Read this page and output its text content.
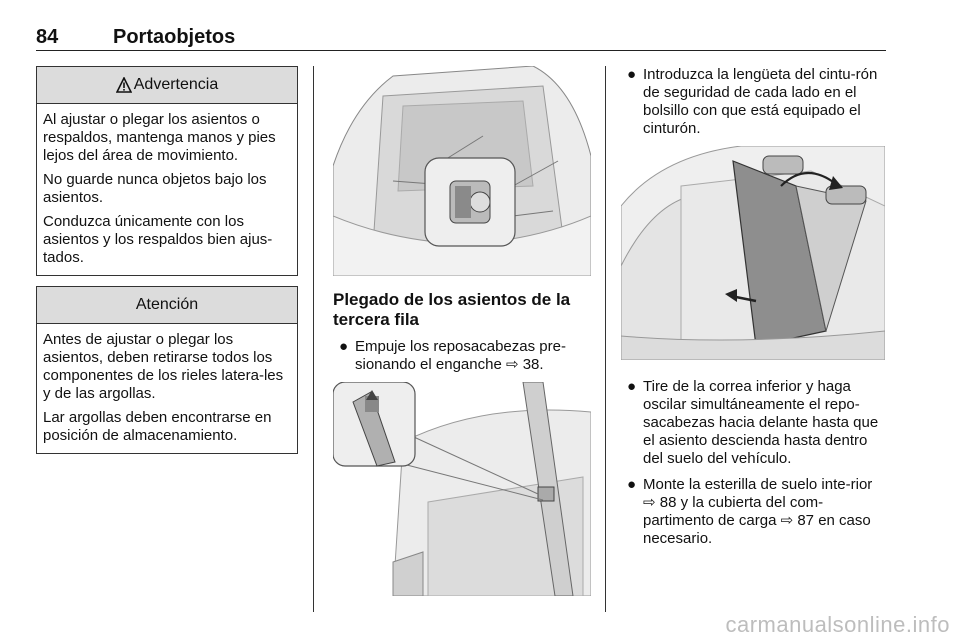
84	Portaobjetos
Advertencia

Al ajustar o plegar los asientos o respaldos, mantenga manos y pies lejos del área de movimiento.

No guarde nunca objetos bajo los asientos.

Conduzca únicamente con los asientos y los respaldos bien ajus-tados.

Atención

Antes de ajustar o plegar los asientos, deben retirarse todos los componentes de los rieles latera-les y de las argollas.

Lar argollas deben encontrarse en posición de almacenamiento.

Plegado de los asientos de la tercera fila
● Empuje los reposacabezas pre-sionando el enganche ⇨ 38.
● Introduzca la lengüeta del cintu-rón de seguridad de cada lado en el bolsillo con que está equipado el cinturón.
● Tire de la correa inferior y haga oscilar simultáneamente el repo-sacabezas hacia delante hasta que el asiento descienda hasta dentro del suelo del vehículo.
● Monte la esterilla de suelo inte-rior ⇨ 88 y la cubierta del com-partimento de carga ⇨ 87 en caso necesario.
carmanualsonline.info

--

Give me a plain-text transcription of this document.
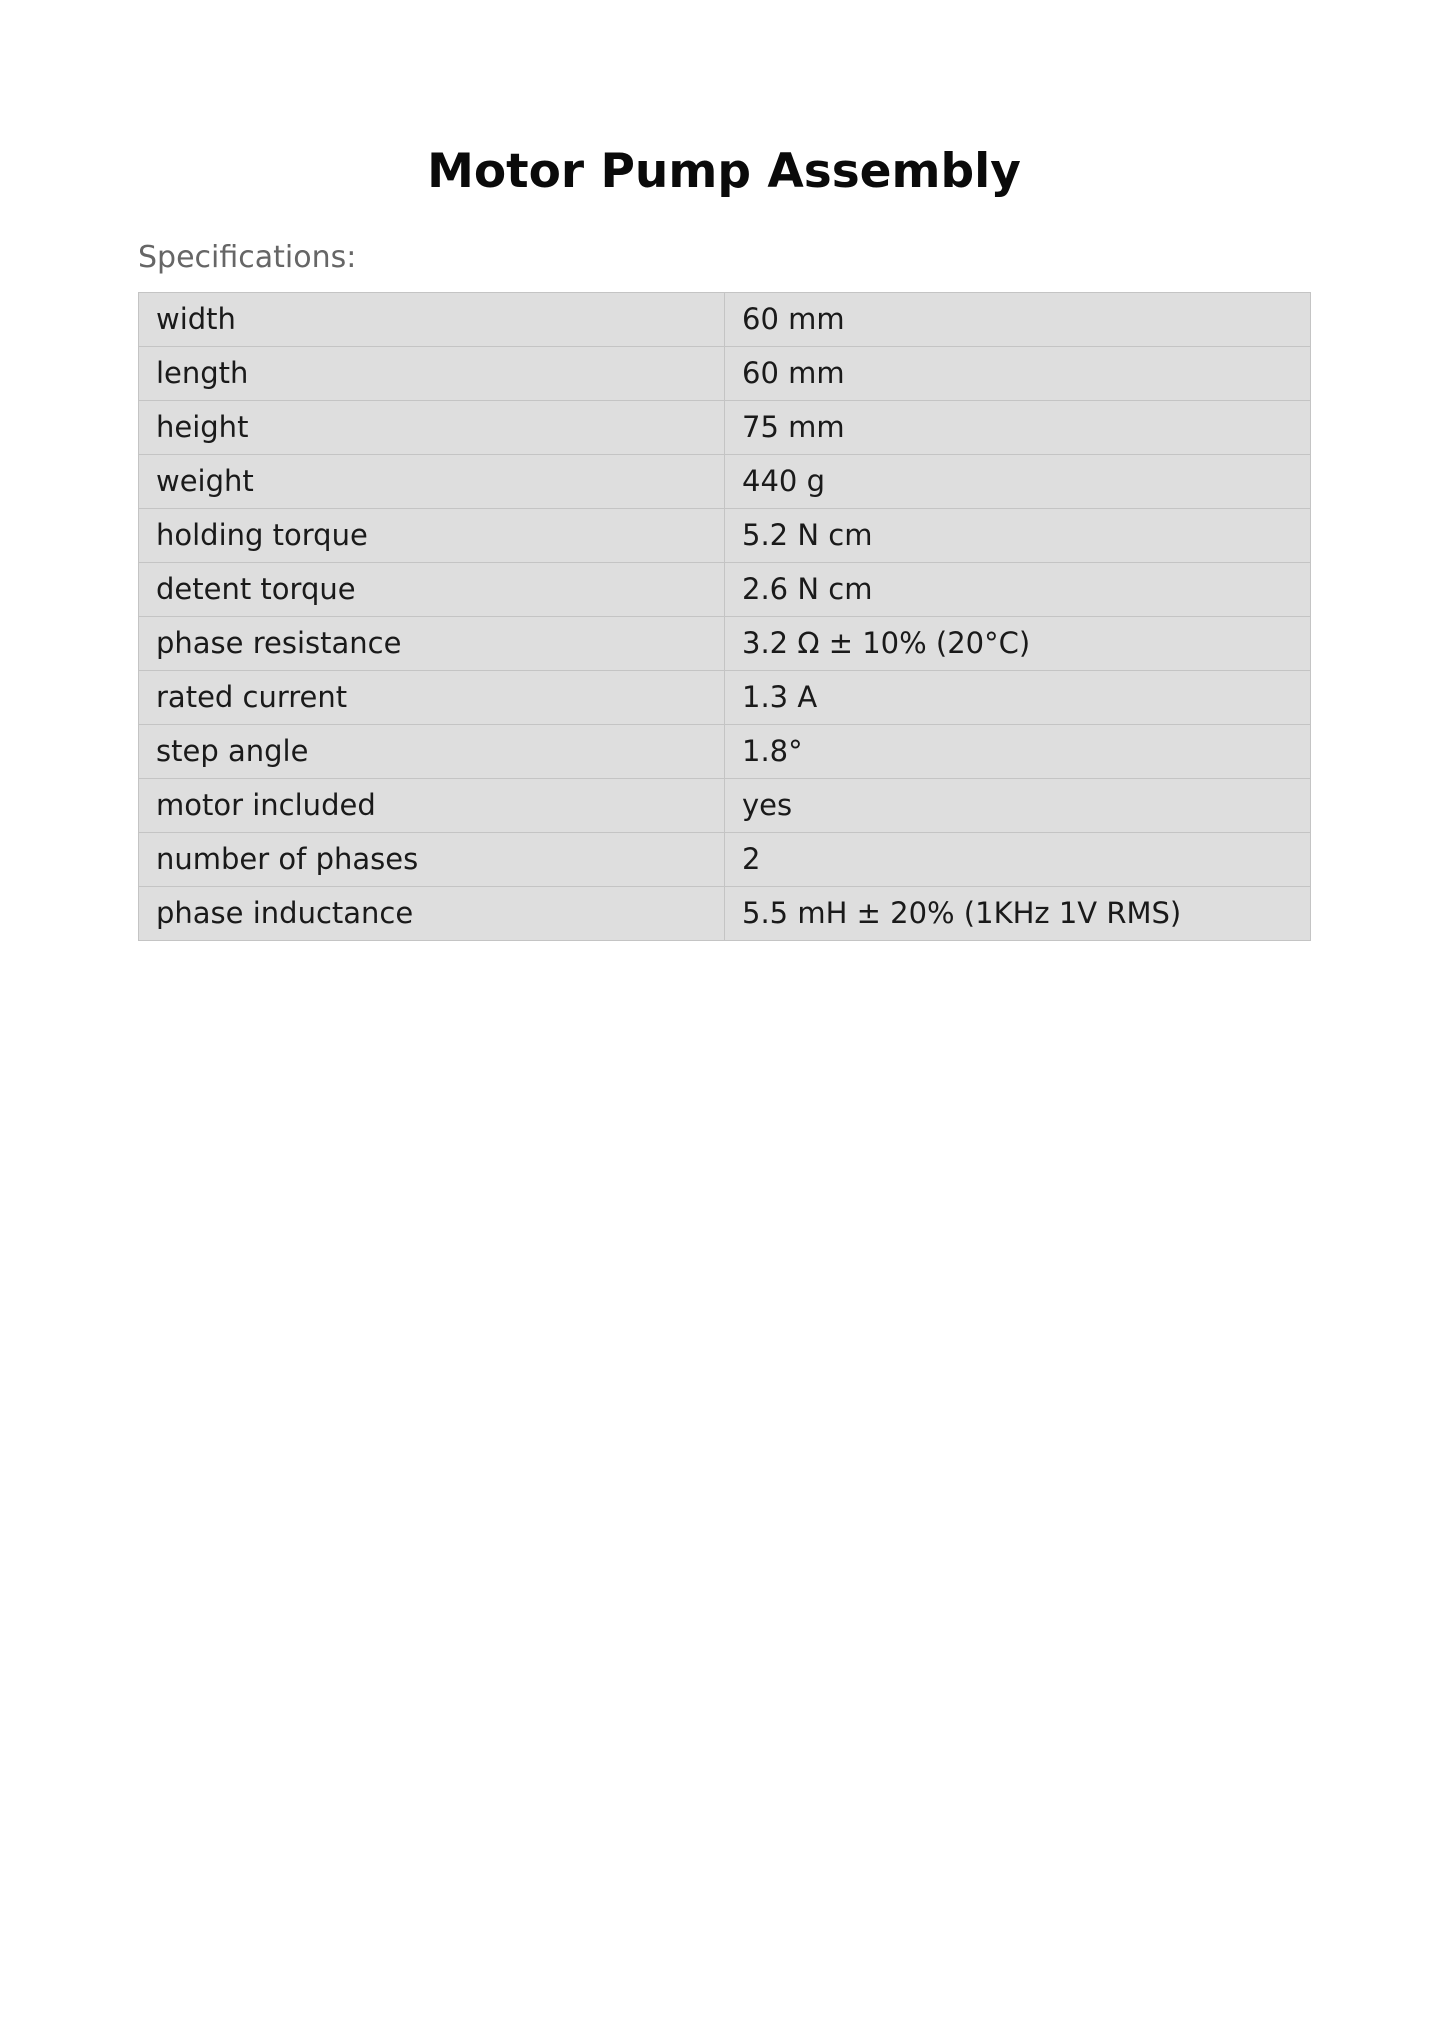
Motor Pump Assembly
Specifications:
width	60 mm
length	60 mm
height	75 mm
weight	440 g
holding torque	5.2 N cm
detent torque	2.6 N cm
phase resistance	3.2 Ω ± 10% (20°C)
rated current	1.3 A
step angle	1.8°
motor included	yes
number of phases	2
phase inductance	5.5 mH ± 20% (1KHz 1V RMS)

- WHAT NEEDS TO BE DONE -
Pull every line containing "deben" out of the records.

- RESULT OF THE TASK -
Antes de ajustar o plegar los asientos, deben retirarse todos los componentes de los rieles latera-les y de las argollas.
Lar argollas deben encontrarse en posición de almacenamiento.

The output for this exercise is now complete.